- _OBJECTIVE_
Scan the lines below; pull out those with "accuſationem".

- _DATA PROVIDED_
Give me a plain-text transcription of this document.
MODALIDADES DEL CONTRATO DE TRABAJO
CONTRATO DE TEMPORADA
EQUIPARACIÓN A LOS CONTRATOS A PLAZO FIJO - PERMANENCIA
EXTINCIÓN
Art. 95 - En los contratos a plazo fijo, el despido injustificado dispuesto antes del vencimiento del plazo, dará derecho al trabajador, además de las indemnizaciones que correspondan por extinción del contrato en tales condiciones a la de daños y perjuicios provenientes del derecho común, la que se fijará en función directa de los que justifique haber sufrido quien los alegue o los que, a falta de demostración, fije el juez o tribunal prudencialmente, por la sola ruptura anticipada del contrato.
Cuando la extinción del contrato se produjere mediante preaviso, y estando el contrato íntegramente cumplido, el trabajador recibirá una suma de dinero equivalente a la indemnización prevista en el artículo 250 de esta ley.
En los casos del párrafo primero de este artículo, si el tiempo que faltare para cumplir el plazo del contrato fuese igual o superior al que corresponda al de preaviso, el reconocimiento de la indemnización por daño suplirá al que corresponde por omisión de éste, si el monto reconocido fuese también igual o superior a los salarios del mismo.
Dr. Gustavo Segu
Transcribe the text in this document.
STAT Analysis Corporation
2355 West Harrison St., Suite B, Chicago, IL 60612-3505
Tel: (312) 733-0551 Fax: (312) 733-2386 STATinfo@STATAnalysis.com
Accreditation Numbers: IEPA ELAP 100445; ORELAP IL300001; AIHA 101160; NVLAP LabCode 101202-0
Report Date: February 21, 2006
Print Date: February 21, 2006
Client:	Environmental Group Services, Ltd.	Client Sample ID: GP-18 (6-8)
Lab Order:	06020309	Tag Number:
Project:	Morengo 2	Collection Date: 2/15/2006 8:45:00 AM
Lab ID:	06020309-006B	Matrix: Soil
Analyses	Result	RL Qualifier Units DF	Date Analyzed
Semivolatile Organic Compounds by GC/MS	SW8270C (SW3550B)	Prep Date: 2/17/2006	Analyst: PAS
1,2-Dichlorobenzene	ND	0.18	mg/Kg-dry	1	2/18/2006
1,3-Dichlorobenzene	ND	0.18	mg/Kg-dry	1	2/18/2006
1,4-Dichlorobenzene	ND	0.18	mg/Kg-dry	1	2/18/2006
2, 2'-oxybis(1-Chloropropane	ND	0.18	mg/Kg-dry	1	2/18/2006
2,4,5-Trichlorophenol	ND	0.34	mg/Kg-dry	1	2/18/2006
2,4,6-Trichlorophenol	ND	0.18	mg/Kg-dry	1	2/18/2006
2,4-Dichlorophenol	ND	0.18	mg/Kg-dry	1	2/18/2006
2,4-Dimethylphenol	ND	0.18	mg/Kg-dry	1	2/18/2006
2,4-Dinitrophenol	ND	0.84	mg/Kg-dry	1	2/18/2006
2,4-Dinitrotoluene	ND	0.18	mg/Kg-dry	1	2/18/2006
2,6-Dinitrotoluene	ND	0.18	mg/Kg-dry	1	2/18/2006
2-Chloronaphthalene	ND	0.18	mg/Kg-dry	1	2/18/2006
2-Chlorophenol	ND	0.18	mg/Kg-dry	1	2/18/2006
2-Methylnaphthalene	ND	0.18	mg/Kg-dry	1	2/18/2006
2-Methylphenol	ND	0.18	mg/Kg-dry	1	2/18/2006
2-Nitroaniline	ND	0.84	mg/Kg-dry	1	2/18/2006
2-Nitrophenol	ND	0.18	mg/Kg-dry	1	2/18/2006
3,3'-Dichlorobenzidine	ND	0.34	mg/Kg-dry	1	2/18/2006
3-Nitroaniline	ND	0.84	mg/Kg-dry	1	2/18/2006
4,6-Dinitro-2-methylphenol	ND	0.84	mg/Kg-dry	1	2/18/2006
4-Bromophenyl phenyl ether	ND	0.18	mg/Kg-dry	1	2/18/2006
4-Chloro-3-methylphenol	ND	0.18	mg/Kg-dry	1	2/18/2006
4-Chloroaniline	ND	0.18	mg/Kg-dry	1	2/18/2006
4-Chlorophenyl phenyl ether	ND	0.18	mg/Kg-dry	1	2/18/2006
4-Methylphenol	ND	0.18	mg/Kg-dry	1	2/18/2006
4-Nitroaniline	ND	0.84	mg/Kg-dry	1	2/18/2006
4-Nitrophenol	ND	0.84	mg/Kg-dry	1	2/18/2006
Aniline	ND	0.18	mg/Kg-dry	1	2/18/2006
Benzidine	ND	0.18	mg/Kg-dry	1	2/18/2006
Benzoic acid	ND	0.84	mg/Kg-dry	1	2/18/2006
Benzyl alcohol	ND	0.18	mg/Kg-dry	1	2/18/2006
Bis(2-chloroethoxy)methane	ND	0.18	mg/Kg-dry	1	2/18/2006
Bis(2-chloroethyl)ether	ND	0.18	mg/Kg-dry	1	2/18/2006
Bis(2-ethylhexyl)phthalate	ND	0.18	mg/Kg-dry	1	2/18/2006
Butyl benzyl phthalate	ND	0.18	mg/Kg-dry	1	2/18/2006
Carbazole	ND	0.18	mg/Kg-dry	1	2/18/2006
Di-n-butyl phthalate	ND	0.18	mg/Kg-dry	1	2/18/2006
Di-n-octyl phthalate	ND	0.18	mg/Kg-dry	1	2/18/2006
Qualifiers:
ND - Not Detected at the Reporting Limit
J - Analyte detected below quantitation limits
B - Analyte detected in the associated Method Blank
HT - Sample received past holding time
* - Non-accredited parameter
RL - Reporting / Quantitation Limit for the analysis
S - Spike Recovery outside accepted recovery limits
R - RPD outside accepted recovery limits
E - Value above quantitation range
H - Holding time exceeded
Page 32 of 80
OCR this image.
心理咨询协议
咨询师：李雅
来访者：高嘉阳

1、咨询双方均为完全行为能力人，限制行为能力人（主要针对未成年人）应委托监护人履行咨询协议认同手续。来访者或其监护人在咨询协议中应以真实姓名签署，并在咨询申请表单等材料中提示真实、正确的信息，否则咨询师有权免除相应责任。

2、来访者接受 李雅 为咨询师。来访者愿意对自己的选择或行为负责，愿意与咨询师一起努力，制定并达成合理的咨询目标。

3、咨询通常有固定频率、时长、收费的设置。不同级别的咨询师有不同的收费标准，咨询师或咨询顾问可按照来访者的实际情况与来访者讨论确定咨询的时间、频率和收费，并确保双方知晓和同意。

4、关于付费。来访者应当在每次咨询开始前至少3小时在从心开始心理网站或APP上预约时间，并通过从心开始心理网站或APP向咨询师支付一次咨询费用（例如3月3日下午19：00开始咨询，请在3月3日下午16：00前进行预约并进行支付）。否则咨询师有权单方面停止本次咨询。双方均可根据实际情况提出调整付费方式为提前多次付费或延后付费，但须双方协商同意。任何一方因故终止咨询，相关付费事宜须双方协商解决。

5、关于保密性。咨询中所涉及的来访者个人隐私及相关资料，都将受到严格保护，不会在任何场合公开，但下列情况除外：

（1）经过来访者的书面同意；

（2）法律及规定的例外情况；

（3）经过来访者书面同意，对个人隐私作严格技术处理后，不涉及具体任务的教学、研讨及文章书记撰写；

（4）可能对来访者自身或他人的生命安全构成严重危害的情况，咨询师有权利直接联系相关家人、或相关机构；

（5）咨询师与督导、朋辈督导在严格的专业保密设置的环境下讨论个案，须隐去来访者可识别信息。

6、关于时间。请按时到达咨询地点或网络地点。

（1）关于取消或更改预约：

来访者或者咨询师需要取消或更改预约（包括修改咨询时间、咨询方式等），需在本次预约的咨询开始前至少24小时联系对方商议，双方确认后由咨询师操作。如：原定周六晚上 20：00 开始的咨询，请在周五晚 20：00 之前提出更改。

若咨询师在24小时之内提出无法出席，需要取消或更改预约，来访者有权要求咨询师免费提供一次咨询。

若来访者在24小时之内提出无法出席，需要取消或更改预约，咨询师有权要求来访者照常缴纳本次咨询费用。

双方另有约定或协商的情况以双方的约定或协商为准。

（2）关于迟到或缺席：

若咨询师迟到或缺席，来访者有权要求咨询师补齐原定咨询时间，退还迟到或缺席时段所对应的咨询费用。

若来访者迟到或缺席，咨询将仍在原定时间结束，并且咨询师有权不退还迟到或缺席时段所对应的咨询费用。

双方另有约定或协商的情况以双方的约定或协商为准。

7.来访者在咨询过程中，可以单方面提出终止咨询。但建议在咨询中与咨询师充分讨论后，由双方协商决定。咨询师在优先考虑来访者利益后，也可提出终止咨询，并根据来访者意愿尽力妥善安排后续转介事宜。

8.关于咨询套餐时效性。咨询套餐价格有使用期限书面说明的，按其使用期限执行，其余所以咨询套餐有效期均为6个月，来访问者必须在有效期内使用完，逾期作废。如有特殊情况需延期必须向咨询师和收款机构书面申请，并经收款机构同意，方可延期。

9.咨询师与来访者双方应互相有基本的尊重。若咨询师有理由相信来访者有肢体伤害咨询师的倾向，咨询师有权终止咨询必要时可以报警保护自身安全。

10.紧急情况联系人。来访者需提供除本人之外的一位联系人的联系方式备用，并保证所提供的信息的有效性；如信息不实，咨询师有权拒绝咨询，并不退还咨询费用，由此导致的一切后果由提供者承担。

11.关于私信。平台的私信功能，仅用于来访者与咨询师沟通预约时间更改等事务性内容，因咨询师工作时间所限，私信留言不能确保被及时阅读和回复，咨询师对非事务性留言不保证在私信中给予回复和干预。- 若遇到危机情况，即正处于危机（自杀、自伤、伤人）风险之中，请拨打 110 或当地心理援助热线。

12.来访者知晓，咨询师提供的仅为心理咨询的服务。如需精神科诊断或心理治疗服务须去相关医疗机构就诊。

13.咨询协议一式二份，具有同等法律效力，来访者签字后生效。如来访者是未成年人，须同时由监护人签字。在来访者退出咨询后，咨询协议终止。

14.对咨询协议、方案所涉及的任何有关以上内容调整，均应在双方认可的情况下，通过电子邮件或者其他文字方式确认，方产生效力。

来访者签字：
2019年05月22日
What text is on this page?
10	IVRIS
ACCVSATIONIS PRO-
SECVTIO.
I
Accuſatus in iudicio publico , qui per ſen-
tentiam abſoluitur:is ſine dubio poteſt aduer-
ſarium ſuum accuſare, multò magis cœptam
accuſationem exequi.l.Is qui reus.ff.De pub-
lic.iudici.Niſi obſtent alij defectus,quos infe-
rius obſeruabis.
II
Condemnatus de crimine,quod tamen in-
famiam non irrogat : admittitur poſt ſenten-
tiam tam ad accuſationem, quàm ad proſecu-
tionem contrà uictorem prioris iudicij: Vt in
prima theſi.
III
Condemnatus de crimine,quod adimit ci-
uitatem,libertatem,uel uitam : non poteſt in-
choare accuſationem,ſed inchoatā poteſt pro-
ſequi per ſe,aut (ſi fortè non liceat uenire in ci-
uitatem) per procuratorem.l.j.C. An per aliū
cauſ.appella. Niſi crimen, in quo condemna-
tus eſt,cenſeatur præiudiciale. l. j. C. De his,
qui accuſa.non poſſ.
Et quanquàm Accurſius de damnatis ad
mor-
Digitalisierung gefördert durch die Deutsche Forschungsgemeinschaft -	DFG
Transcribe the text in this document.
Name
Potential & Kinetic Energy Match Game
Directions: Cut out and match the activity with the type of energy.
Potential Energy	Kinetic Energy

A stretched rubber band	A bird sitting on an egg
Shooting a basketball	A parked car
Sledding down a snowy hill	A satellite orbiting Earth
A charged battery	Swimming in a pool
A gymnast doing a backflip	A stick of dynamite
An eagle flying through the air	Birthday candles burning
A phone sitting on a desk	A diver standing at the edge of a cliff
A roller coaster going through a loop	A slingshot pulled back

- _ANSWER TO THE EXERCISE_
accuſationem exequi.l.Is qui reus.ff.De pub-
tiam tam ad accuſationem, quàm ad proſecu-
choare accuſationem,ſed inchoatā poteſt pro-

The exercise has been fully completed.